WHAT THE TASK REQUIRES. In the blog text below, what kind of grass do the neighbors' professional landscapers roll out?

EXCERPTED TEXT.
◇ ◇ ◇ ◇ ◇
Friday, July 28, 2006

Huh! Really?

Your Blogging Type Is the Private Performer

Your blog is your stage - with your visitors your adoring fans.
At least, that's how you write with your witty one liners.
And while you like attention, you value your privacy.
You're likely to have an anonymous blog - or turn off comments.



Not off the mark completely...The last point was accurate enough!

Tuesday, July 25, 2006

Their Grass is Greener. Really.

We don’t live in Wisteria lane exactly, but we could easily pass for the adjacent one. The underlying suburban traits are so obvious, and the competition is maddening. The landscaping is our lane’s favorite summer thing, and I’m fast discovering, my favorite summer peeve. We usually take solace from the fact that our front door neighbors are not in the mad race either. Our lawn and existing landscaping was quickly achieving a very Wild Garden look (that is a type of garden – a certain William Robinson declared it. My kinda guy). I helped Mr.G name the look we were going for and went right back to choosing rugs for the living room...not the hubby, he was losing serious sleep over this. But it’s been a busy year, to put it lightly.

The arrival of his mother brought a couple of things to light. For him, it was the fact that maybe there was one solution; his mother could water the lawn! And for me, I figured our where the passive-aggressive streak of competition in him comes from. It began slowly. She wondered aloud the first week about when the neighbors water their lawns as she doesn’t see anybody do it. I explained automatic sprinklers, reiterating the fact that it has been a busy year for us. Her face fell at first but quickly changed to fierce determination. A couple of weeks ago, she asked about beautiful boulders in other people’s front yards and the topic of professional landscapers came around. This time, the determination was mingled with anxiety.

Last weekend we were at the Boston Commons enjoying Shakespeare in the open...this was my first time watching “Taming of the Shrew”. As we spread our blankets and I settled down to an evening minus baby, I caught MrG staring at the grass. “It’s just Bluegrass Rough...not even Kentucky! But still pretty green, huh?” I sighed.

The next morning, I wake up to see MrG and his mom at the windows. I make my coffee and go to stand next to them to see what is keeping them there. Our front door buddies, our comrades in crime, have crossed over! They have hired professional landscapers who have driven up in a huge truck. Some 6 men jump out and roll out yards and yards of Rye carpet grass. In the course of the next few hours, voices are high strung and there is undeniable jitteriness in our home. Our neighbor waved to my husband, grinning. And needless to say, the landscapers drove away leaving behind the nicest lawn on our neighbor’s side of the street, and two very pissed off people on this side of it.
◇ ◇ ◇ ◇ ◇
RECORD LIST.
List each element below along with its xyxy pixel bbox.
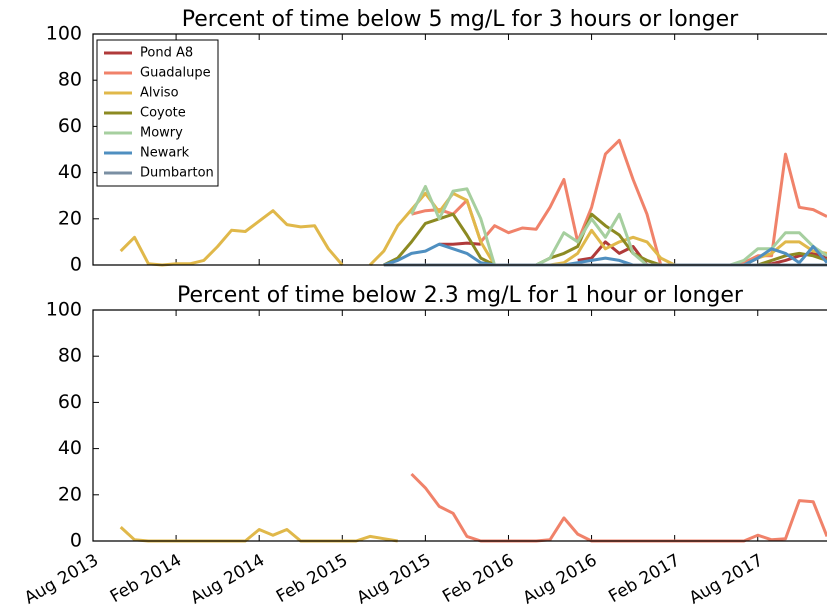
- legend-label: Alviso: [140, 86, 179, 101]
- chart-title: Percent of time below 2.3 mg/L for 1 hou…: [177, 283, 744, 308]
- x-tick-label: Feb 2016: [439, 550, 517, 607]
- legend-label: Mowry: [140, 126, 183, 141]
- x-tick-label: Aug 2014: [187, 550, 268, 608]
- legend-label: Coyote: [140, 106, 186, 121]
- x-tick-label: Aug 2017: [686, 550, 767, 608]
- y-tick-label: 20: [58, 483, 82, 505]
- y-tick-label: 80: [58, 69, 82, 91]
- legend-label: Guadalupe: [140, 66, 211, 81]
- y-tick-label: 20: [58, 207, 82, 229]
- x-tick-label: Aug 2016: [520, 550, 601, 608]
- series-line: [410, 472, 827, 543]
- y-tick-label: 0: [70, 254, 82, 276]
- x-tick-label: Aug 2013: [21, 550, 102, 608]
- legend-label: Newark: [140, 146, 190, 161]
- axes-frame: [92, 33, 827, 266]
- y-tick-label: 60: [58, 115, 82, 137]
- y-tick-label: 0: [70, 530, 82, 552]
- y-tick-label: 40: [58, 161, 82, 183]
- axes-frame: [92, 309, 827, 542]
- y-tick-label: 100: [46, 299, 82, 321]
- chart-title: Percent of time below 5 mg/L for 3 hours…: [182, 7, 739, 32]
- y-tick-label: 100: [46, 23, 82, 45]
- x-tick-label: Aug 2015: [353, 550, 434, 608]
- x-tick-label: Feb 2017: [605, 550, 683, 607]
- y-tick-label: 60: [58, 391, 82, 413]
- legend-label: Pond A8: [140, 46, 193, 61]
- legend-label: Dumbarton: [140, 166, 214, 181]
- x-tick-label: Feb 2015: [273, 550, 351, 607]
- y-tick-label: 40: [58, 437, 82, 459]
- y-tick-label: 80: [58, 345, 82, 367]
- x-tick-label: Feb 2014: [107, 550, 185, 607]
◇ ◇ ◇ ◇ ◇
FULL ANSWER. Rye carpet grass.